- _What is needed_:
Copy out the material below word for word, leaving every line unchanged.
━━━━━ Supplied records ━━━━━
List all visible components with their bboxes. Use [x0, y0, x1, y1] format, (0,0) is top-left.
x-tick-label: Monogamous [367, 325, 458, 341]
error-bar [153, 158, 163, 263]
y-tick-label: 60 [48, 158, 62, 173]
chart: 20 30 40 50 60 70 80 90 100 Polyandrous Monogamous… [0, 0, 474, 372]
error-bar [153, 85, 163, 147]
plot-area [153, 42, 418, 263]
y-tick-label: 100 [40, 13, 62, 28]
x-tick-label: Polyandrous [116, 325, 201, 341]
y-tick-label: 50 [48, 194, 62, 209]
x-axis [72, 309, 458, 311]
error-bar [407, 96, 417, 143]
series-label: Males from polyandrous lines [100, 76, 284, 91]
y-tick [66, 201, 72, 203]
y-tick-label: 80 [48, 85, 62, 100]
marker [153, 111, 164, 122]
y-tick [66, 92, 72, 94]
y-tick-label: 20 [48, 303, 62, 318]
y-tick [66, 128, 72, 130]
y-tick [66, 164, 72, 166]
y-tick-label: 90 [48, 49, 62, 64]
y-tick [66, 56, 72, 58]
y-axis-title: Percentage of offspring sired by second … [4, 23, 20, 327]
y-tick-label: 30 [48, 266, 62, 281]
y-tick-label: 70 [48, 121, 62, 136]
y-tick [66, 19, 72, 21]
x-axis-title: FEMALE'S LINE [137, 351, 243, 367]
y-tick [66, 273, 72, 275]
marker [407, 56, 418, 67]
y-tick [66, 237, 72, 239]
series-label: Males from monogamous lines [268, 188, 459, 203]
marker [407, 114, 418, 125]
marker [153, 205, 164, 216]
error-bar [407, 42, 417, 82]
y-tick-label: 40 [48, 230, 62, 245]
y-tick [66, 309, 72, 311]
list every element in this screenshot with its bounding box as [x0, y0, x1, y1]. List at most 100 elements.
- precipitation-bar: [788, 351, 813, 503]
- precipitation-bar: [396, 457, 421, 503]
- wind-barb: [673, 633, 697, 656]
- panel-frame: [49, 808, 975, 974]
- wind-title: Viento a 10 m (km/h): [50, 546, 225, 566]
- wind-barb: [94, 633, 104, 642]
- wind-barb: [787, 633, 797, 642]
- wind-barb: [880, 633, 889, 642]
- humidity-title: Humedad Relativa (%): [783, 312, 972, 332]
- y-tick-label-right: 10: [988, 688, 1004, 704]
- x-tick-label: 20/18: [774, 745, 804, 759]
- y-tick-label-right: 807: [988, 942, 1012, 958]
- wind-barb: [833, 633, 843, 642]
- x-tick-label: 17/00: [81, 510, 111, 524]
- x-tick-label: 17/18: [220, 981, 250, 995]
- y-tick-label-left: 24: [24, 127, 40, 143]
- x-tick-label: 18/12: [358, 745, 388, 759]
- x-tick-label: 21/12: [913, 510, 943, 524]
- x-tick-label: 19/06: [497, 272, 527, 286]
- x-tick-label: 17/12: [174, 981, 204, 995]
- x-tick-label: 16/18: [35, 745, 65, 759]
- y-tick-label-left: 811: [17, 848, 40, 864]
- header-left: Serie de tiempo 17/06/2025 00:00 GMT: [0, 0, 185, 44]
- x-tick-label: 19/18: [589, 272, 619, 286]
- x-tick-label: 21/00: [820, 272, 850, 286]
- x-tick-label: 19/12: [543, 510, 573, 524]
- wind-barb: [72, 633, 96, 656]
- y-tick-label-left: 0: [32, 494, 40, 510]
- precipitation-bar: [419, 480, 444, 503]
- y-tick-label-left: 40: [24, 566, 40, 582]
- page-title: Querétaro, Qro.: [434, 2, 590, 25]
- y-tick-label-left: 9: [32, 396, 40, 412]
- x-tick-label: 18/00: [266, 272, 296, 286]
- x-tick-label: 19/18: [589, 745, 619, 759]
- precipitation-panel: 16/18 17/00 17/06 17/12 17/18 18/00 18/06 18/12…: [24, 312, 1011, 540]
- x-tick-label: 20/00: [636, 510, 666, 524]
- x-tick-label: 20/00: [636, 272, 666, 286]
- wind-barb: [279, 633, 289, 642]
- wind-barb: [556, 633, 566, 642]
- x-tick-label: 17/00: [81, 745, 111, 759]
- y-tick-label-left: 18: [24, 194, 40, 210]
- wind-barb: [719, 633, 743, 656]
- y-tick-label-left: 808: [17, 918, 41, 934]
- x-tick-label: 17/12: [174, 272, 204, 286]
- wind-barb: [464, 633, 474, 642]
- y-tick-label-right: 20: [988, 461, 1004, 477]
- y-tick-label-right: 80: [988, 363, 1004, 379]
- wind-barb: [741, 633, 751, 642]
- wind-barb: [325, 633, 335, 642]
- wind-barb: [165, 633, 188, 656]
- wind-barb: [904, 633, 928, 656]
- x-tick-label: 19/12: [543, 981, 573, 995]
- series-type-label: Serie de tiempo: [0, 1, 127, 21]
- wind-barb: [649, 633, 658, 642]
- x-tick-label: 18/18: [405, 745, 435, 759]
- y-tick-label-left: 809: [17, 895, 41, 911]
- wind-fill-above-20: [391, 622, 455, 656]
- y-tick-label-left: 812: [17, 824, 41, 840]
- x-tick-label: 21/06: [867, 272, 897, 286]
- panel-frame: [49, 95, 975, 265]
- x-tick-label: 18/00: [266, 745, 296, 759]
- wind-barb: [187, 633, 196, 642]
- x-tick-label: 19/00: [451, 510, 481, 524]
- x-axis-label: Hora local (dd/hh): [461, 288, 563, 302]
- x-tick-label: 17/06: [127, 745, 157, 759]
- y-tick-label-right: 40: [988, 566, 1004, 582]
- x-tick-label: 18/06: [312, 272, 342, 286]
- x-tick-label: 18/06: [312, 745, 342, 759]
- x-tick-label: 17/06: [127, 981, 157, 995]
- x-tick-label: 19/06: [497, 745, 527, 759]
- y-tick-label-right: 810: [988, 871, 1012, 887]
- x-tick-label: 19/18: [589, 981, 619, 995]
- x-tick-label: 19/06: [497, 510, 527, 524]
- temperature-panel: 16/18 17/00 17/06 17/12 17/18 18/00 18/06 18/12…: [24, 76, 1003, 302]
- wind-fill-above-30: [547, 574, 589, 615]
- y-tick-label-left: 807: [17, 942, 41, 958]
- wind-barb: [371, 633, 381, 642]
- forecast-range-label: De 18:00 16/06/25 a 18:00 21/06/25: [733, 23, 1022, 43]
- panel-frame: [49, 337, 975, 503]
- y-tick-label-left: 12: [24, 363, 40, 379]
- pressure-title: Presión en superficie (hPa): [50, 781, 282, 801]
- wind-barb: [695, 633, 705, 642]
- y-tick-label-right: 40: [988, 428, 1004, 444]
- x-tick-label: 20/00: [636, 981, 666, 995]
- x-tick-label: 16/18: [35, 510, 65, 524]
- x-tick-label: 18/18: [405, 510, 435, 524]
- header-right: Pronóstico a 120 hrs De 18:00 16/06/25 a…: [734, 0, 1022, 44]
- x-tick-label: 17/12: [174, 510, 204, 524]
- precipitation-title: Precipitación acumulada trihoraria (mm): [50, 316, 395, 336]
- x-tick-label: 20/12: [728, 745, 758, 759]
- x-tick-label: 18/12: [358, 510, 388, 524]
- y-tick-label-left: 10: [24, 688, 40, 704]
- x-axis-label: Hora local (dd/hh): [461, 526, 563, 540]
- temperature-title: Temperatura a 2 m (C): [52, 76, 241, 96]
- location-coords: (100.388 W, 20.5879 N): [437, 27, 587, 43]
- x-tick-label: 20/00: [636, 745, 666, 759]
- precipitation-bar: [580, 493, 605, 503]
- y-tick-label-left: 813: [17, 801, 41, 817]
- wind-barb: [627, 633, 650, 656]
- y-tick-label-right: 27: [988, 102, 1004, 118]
━━━━━
- _Solution to this problem_:
List all visible components with their bboxes. Use [x0, y0, x1, y1] format, (0,0) is top-left.
x-tick-label: Monogamous [367, 325, 458, 341]
error-bar [153, 158, 163, 263]
y-tick-label: 60 [48, 158, 62, 173]
chart: 20 30 40 50 60 70 80 90 100 Polyandrous Monogamous… [0, 0, 474, 372]
error-bar [153, 85, 163, 147]
plot-area [153, 42, 418, 263]
y-tick-label: 100 [40, 13, 62, 28]
x-tick-label: Polyandrous [116, 325, 201, 341]
y-tick-label: 50 [48, 194, 62, 209]
x-axis [72, 309, 458, 311]
error-bar [407, 96, 417, 143]
series-label: Males from polyandrous lines [100, 76, 284, 91]
y-tick [66, 201, 72, 203]
y-tick-label: 80 [48, 85, 62, 100]
marker [153, 111, 164, 122]
y-tick [66, 92, 72, 94]
y-tick-label: 20 [48, 303, 62, 318]
y-tick [66, 128, 72, 130]
y-tick [66, 164, 72, 166]
y-tick-label: 90 [48, 49, 62, 64]
y-tick [66, 56, 72, 58]
y-axis-title: Percentage of offspring sired by second … [4, 23, 20, 327]
y-tick-label: 30 [48, 266, 62, 281]
y-tick-label: 70 [48, 121, 62, 136]
y-tick [66, 19, 72, 21]
x-axis-title: FEMALE'S LINE [137, 351, 243, 367]
y-tick [66, 273, 72, 275]
marker [407, 56, 418, 67]
y-tick [66, 237, 72, 239]
series-label: Males from monogamous lines [268, 188, 459, 203]
marker [407, 114, 418, 125]
marker [153, 205, 164, 216]
error-bar [407, 42, 417, 82]
y-tick-label: 40 [48, 230, 62, 245]
y-tick [66, 309, 72, 311]
list every element in this screenshot with its bounding box as [x0, y0, x1, y1]. List at most 100 elements.
- precipitation-bar: [788, 351, 813, 503]
- precipitation-bar: [396, 457, 421, 503]
- wind-barb: [673, 633, 697, 656]
- panel-frame: [49, 808, 975, 974]
- wind-title: Viento a 10 m (km/h): [50, 546, 225, 566]
- wind-barb: [94, 633, 104, 642]
- wind-barb: [787, 633, 797, 642]
- wind-barb: [880, 633, 889, 642]
- humidity-title: Humedad Relativa (%): [783, 312, 972, 332]
- y-tick-label-right: 10: [988, 688, 1004, 704]
- x-tick-label: 20/18: [774, 745, 804, 759]
- y-tick-label-right: 807: [988, 942, 1012, 958]
- wind-barb: [833, 633, 843, 642]
- x-tick-label: 17/00: [81, 510, 111, 524]
- x-tick-label: 17/18: [220, 981, 250, 995]
- y-tick-label-left: 24: [24, 127, 40, 143]
- x-tick-label: 18/12: [358, 745, 388, 759]
- x-tick-label: 21/12: [913, 510, 943, 524]
- x-tick-label: 19/06: [497, 272, 527, 286]
- x-tick-label: 17/12: [174, 981, 204, 995]
- x-tick-label: 16/18: [35, 745, 65, 759]
- y-tick-label-left: 811: [17, 848, 40, 864]
- header-left: Serie de tiempo 17/06/2025 00:00 GMT: [0, 0, 185, 44]
- x-tick-label: 19/18: [589, 272, 619, 286]
- x-tick-label: 21/00: [820, 272, 850, 286]
- x-tick-label: 19/12: [543, 510, 573, 524]
- wind-barb: [72, 633, 96, 656]
- y-tick-label-left: 0: [32, 494, 40, 510]
- precipitation-bar: [419, 480, 444, 503]
- y-tick-label-left: 40: [24, 566, 40, 582]
- page-title: Querétaro, Qro.: [434, 2, 590, 25]
- y-tick-label-left: 9: [32, 396, 40, 412]
- x-tick-label: 18/00: [266, 272, 296, 286]
- x-tick-label: 19/18: [589, 745, 619, 759]
- precipitation-panel: 16/18 17/00 17/06 17/12 17/18 18/00 18/06 18/12…: [24, 312, 1011, 540]
- x-tick-label: 20/00: [636, 510, 666, 524]
- x-tick-label: 20/00: [636, 272, 666, 286]
- wind-barb: [279, 633, 289, 642]
- wind-barb: [556, 633, 566, 642]
- x-tick-label: 17/00: [81, 745, 111, 759]
- y-tick-label-left: 18: [24, 194, 40, 210]
- wind-barb: [719, 633, 743, 656]
- y-tick-label-left: 808: [17, 918, 41, 934]
- x-tick-label: 17/12: [174, 272, 204, 286]
- wind-barb: [464, 633, 474, 642]
- y-tick-label-right: 20: [988, 461, 1004, 477]
- y-tick-label-right: 80: [988, 363, 1004, 379]
- wind-barb: [741, 633, 751, 642]
- wind-barb: [325, 633, 335, 642]
- wind-barb: [165, 633, 188, 656]
- wind-barb: [904, 633, 928, 656]
- x-tick-label: 19/12: [543, 981, 573, 995]
- series-type-label: Serie de tiempo: [0, 1, 127, 21]
- wind-barb: [649, 633, 658, 642]
- x-tick-label: 18/18: [405, 745, 435, 759]
- y-tick-label-left: 809: [17, 895, 41, 911]
- wind-fill-above-20: [391, 622, 455, 656]
- y-tick-label-left: 812: [17, 824, 41, 840]
- x-tick-label: 21/06: [867, 272, 897, 286]
- panel-frame: [49, 95, 975, 265]
- x-tick-label: 18/00: [266, 745, 296, 759]
- wind-barb: [187, 633, 196, 642]
- x-tick-label: 19/00: [451, 510, 481, 524]
- x-axis-label: Hora local (dd/hh): [461, 288, 563, 302]
- x-tick-label: 17/06: [127, 745, 157, 759]
- y-tick-label-right: 40: [988, 566, 1004, 582]
- x-tick-label: 18/06: [312, 272, 342, 286]
- x-tick-label: 18/06: [312, 745, 342, 759]
- x-tick-label: 17/06: [127, 981, 157, 995]
- x-tick-label: 19/06: [497, 745, 527, 759]
- y-tick-label-right: 810: [988, 871, 1012, 887]
- x-tick-label: 19/18: [589, 981, 619, 995]
- x-tick-label: 19/06: [497, 510, 527, 524]
- temperature-panel: 16/18 17/00 17/06 17/12 17/18 18/00 18/06 18/12…: [24, 76, 1003, 302]
- wind-fill-above-30: [547, 574, 589, 615]
- y-tick-label-left: 807: [17, 942, 41, 958]
- wind-barb: [371, 633, 381, 642]
- forecast-range-label: De 18:00 16/06/25 a 18:00 21/06/25: [733, 23, 1022, 43]
- panel-frame: [49, 337, 975, 503]
- y-tick-label-left: 12: [24, 363, 40, 379]
- pressure-title: Presión en superficie (hPa): [50, 781, 282, 801]
- wind-barb: [695, 633, 705, 642]
- y-tick-label-right: 40: [988, 428, 1004, 444]
- x-tick-label: 20/00: [636, 981, 666, 995]
- x-tick-label: 16/18: [35, 510, 65, 524]
- x-tick-label: 18/18: [405, 510, 435, 524]
- header-right: Pronóstico a 120 hrs De 18:00 16/06/25 a…: [734, 0, 1022, 44]
- x-tick-label: 17/12: [174, 510, 204, 524]
- precipitation-title: Precipitación acumulada trihoraria (mm): [50, 316, 395, 336]
- x-tick-label: 20/12: [728, 745, 758, 759]
- x-tick-label: 18/12: [358, 510, 388, 524]
- y-tick-label-left: 10: [24, 688, 40, 704]
- x-axis-label: Hora local (dd/hh): [461, 526, 563, 540]
- temperature-title: Temperatura a 2 m (C): [52, 76, 241, 96]
- location-coords: (100.388 W, 20.5879 N): [437, 27, 587, 43]
- x-tick-label: 20/00: [636, 745, 666, 759]
- precipitation-bar: [580, 493, 605, 503]
- y-tick-label-left: 813: [17, 801, 41, 817]
- wind-barb: [627, 633, 650, 656]
- y-tick-label-right: 27: [988, 102, 1004, 118]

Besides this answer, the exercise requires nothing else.